**Required work**
List each line holding the string "structured".

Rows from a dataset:
***

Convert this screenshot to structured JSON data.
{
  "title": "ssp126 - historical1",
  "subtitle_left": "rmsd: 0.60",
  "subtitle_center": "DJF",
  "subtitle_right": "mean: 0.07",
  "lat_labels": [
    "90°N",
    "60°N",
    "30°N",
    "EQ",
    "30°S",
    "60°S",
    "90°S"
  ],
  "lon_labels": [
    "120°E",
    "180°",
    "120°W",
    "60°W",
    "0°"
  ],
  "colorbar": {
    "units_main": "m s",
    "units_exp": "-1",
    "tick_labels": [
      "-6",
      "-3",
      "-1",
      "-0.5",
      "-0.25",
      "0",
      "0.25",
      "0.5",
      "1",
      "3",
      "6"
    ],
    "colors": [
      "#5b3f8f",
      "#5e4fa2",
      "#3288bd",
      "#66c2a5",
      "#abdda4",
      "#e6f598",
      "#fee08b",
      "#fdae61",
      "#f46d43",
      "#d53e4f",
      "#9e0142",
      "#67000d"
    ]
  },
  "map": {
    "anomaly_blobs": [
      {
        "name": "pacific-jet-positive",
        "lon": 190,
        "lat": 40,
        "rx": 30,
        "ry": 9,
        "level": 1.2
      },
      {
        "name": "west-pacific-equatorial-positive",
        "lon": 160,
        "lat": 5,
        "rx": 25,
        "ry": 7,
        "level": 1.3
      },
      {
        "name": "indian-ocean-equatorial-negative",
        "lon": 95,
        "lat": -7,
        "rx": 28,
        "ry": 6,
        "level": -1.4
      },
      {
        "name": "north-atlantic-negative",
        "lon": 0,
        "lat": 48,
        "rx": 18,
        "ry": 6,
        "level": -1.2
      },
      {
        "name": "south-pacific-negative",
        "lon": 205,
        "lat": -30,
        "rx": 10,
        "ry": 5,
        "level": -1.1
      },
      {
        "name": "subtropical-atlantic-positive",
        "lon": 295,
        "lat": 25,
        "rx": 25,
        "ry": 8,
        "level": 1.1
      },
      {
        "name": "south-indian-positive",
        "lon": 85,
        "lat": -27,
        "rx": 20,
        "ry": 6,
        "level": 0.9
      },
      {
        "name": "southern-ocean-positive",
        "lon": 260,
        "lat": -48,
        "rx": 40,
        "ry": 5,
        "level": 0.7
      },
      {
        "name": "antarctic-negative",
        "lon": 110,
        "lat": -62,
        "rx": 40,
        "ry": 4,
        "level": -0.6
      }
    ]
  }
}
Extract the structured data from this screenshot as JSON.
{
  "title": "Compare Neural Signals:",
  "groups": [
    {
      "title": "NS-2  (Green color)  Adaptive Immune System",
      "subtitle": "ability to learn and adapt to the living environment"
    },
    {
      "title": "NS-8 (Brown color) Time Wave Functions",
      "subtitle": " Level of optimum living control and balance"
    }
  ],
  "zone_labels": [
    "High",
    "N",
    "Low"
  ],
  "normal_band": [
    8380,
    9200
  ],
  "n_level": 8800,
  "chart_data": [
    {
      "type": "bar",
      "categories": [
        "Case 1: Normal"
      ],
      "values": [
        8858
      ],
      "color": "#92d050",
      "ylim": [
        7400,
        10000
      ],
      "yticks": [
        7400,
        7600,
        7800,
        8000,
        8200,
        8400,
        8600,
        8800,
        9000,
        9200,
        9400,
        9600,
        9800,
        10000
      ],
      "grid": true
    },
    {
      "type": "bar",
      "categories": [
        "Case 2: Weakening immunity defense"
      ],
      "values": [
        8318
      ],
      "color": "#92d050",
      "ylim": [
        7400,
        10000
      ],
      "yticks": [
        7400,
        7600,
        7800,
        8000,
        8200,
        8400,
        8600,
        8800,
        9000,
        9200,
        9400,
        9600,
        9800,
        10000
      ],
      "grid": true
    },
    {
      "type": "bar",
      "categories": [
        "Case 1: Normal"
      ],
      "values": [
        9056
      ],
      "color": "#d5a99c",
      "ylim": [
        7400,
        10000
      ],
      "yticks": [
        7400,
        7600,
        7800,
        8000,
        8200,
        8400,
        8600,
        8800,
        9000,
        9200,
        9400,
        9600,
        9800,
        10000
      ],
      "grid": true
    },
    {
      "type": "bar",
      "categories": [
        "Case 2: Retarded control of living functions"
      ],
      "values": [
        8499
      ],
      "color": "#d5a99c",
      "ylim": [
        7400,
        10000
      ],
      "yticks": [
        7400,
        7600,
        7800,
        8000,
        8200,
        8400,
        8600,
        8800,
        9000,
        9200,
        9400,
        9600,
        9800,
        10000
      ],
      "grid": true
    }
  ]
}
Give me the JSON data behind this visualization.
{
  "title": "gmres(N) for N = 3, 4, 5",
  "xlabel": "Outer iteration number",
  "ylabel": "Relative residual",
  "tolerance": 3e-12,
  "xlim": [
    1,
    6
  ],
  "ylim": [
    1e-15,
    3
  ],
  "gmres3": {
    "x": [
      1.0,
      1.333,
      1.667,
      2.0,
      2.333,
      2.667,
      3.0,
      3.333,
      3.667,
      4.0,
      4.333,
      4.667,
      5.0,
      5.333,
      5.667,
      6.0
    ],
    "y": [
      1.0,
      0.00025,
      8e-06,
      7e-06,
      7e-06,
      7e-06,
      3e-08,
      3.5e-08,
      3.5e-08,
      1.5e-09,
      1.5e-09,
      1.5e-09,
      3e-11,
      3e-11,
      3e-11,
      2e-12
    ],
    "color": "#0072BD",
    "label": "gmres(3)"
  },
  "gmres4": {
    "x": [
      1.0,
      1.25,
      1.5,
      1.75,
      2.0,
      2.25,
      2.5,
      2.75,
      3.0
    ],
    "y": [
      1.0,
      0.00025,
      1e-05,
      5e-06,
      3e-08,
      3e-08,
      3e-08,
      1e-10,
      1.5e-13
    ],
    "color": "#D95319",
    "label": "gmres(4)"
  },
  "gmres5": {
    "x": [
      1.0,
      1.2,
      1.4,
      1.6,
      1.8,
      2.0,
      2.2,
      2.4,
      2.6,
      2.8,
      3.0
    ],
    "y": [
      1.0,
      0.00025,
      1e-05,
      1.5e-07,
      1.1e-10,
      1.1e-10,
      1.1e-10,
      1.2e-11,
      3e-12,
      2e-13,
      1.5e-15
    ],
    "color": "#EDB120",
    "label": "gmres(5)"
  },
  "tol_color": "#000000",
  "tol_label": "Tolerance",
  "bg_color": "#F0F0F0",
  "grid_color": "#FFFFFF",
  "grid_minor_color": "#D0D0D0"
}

***

**Task output**
Convert this screenshot to structured JSON data.
Extract the structured data from this screenshot as JSON.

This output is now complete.